### [Exercise prompt]
Would you copy out every line of the records below, character for character, with nothing added or changed?

### [The input]

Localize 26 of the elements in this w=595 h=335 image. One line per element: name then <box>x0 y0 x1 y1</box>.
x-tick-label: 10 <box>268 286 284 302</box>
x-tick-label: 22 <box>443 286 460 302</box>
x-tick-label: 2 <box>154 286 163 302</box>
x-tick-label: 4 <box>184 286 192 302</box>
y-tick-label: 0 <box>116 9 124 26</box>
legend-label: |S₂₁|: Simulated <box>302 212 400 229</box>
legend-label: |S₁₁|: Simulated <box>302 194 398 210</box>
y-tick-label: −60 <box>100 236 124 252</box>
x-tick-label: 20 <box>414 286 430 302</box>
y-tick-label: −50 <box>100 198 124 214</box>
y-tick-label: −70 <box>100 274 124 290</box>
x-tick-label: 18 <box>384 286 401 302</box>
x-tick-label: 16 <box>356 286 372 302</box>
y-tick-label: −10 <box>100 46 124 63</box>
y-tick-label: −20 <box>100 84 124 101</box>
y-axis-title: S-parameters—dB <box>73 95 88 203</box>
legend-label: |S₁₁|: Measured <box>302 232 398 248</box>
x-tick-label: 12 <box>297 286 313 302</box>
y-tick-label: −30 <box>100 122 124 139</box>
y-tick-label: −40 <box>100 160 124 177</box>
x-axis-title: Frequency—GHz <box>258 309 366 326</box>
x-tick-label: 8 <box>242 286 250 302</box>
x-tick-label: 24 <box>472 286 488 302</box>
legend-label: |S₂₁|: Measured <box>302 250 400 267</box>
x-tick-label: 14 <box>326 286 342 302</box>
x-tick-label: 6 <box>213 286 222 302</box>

### [Correct answer]
Localize 26 of the elements in this w=595 h=335 image. One line per element: name then <box>x0 y0 x1 y1</box>.
x-tick-label: 10 <box>268 286 284 302</box>
x-tick-label: 22 <box>443 286 460 302</box>
x-tick-label: 2 <box>154 286 163 302</box>
x-tick-label: 4 <box>184 286 192 302</box>
y-tick-label: 0 <box>116 9 124 26</box>
legend-label: |S₂₁|: Simulated <box>302 212 400 229</box>
legend-label: |S₁₁|: Simulated <box>302 194 398 210</box>
y-tick-label: −60 <box>100 236 124 252</box>
x-tick-label: 20 <box>414 286 430 302</box>
y-tick-label: −50 <box>100 198 124 214</box>
y-tick-label: −70 <box>100 274 124 290</box>
x-tick-label: 18 <box>384 286 401 302</box>
x-tick-label: 16 <box>356 286 372 302</box>
y-tick-label: −10 <box>100 46 124 63</box>
y-tick-label: −20 <box>100 84 124 101</box>
y-axis-title: S-parameters—dB <box>73 95 88 203</box>
legend-label: |S₁₁|: Measured <box>302 232 398 248</box>
x-tick-label: 12 <box>297 286 313 302</box>
y-tick-label: −30 <box>100 122 124 139</box>
y-tick-label: −40 <box>100 160 124 177</box>
x-axis-title: Frequency—GHz <box>258 309 366 326</box>
x-tick-label: 8 <box>242 286 250 302</box>
x-tick-label: 24 <box>472 286 488 302</box>
legend-label: |S₂₁|: Measured <box>302 250 400 267</box>
x-tick-label: 14 <box>326 286 342 302</box>
x-tick-label: 6 <box>213 286 222 302</box>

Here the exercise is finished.